Print the data that follows exactly.
* START Raw records *
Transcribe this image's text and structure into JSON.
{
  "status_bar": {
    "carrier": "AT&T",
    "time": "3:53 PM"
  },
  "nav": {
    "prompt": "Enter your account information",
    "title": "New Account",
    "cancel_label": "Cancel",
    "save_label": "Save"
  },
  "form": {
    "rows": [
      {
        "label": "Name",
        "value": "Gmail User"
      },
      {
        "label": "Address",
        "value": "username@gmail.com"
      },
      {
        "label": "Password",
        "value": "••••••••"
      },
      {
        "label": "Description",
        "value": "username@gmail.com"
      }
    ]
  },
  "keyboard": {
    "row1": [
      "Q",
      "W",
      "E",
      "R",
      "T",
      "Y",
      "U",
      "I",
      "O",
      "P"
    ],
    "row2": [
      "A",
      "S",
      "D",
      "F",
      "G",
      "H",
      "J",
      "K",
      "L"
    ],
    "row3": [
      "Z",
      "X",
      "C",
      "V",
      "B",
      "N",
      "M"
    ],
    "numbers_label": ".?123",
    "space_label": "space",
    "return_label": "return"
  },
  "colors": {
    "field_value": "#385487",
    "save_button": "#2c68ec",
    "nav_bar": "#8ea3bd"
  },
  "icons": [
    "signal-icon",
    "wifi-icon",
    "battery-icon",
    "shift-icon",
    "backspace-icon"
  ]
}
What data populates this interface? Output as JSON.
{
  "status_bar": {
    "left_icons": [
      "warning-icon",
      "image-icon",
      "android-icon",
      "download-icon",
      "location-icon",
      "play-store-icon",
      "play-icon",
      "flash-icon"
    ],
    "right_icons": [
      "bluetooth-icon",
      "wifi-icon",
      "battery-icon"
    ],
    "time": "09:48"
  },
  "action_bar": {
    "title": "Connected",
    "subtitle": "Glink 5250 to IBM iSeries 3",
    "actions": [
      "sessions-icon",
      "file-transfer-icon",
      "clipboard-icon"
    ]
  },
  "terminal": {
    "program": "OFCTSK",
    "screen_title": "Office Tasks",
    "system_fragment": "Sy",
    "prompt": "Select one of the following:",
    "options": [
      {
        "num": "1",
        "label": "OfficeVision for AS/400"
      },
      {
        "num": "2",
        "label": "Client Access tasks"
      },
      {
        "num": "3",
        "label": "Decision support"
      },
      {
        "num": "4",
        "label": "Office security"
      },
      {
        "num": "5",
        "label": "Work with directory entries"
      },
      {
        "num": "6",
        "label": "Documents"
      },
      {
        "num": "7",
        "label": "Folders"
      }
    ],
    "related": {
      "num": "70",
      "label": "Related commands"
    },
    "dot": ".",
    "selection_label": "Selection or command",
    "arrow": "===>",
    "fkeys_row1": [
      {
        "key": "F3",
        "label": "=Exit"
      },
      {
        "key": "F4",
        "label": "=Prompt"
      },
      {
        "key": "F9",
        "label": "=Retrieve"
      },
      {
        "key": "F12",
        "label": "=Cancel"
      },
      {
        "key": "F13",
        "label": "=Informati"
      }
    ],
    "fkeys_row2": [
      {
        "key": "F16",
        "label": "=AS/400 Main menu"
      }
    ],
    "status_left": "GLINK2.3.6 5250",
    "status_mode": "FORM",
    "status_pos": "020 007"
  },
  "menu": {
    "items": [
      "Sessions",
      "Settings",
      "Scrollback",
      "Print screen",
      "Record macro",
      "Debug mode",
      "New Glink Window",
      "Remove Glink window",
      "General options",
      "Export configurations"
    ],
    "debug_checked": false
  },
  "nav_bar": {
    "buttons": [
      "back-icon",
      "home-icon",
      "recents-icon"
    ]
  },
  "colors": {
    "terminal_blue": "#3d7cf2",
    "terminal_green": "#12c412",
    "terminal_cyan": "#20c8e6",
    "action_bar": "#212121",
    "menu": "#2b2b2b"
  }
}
* END Raw records *
**Result for this exercise**
Transcribe this image's text and structure into JSON.
{
  "status_bar": {
    "carrier": "AT&T",
    "time": "3:53 PM"
  },
  "nav": {
    "prompt": "Enter your account information",
    "title": "New Account",
    "cancel_label": "Cancel",
    "save_label": "Save"
  },
  "form": {
    "rows": [
      {
        "label": "Name",
        "value": "Gmail User"
      },
      {
        "label": "Address",
        "value": "username@gmail.com"
      },
      {
        "label": "Password",
        "value": "••••••••"
      },
      {
        "label": "Description",
        "value": "username@gmail.com"
      }
    ]
  },
  "keyboard": {
    "row1": [
      "Q",
      "W",
      "E",
      "R",
      "T",
      "Y",
      "U",
      "I",
      "O",
      "P"
    ],
    "row2": [
      "A",
      "S",
      "D",
      "F",
      "G",
      "H",
      "J",
      "K",
      "L"
    ],
    "row3": [
      "Z",
      "X",
      "C",
      "V",
      "B",
      "N",
      "M"
    ],
    "numbers_label": ".?123",
    "space_label": "space",
    "return_label": "return"
  },
  "colors": {
    "field_value": "#385487",
    "save_button": "#2c68ec",
    "nav_bar": "#8ea3bd"
  },
  "icons": [
    "signal-icon",
    "wifi-icon",
    "battery-icon",
    "shift-icon",
    "backspace-icon"
  ]
}
What data populates this interface? Output as JSON.
{
  "status_bar": {
    "left_icons": [
      "warning-icon",
      "image-icon",
      "android-icon",
      "download-icon",
      "location-icon",
      "play-store-icon",
      "play-icon",
      "flash-icon"
    ],
    "right_icons": [
      "bluetooth-icon",
      "wifi-icon",
      "battery-icon"
    ],
    "time": "09:48"
  },
  "action_bar": {
    "title": "Connected",
    "subtitle": "Glink 5250 to IBM iSeries 3",
    "actions": [
      "sessions-icon",
      "file-transfer-icon",
      "clipboard-icon"
    ]
  },
  "terminal": {
    "program": "OFCTSK",
    "screen_title": "Office Tasks",
    "system_fragment": "Sy",
    "prompt": "Select one of the following:",
    "options": [
      {
        "num": "1",
        "label": "OfficeVision for AS/400"
      },
      {
        "num": "2",
        "label": "Client Access tasks"
      },
      {
        "num": "3",
        "label": "Decision support"
      },
      {
        "num": "4",
        "label": "Office security"
      },
      {
        "num": "5",
        "label": "Work with directory entries"
      },
      {
        "num": "6",
        "label": "Documents"
      },
      {
        "num": "7",
        "label": "Folders"
      }
    ],
    "related": {
      "num": "70",
      "label": "Related commands"
    },
    "dot": ".",
    "selection_label": "Selection or command",
    "arrow": "===>",
    "fkeys_row1": [
      {
        "key": "F3",
        "label": "=Exit"
      },
      {
        "key": "F4",
        "label": "=Prompt"
      },
      {
        "key": "F9",
        "label": "=Retrieve"
      },
      {
        "key": "F12",
        "label": "=Cancel"
      },
      {
        "key": "F13",
        "label": "=Informati"
      }
    ],
    "fkeys_row2": [
      {
        "key": "F16",
        "label": "=AS/400 Main menu"
      }
    ],
    "status_left": "GLINK2.3.6 5250",
    "status_mode": "FORM",
    "status_pos": "020 007"
  },
  "menu": {
    "items": [
      "Sessions",
      "Settings",
      "Scrollback",
      "Print screen",
      "Record macro",
      "Debug mode",
      "New Glink Window",
      "Remove Glink window",
      "General options",
      "Export configurations"
    ],
    "debug_checked": false
  },
  "nav_bar": {
    "buttons": [
      "back-icon",
      "home-icon",
      "recents-icon"
    ]
  },
  "colors": {
    "terminal_blue": "#3d7cf2",
    "terminal_green": "#12c412",
    "terminal_cyan": "#20c8e6",
    "action_bar": "#212121",
    "menu": "#2b2b2b"
  }
}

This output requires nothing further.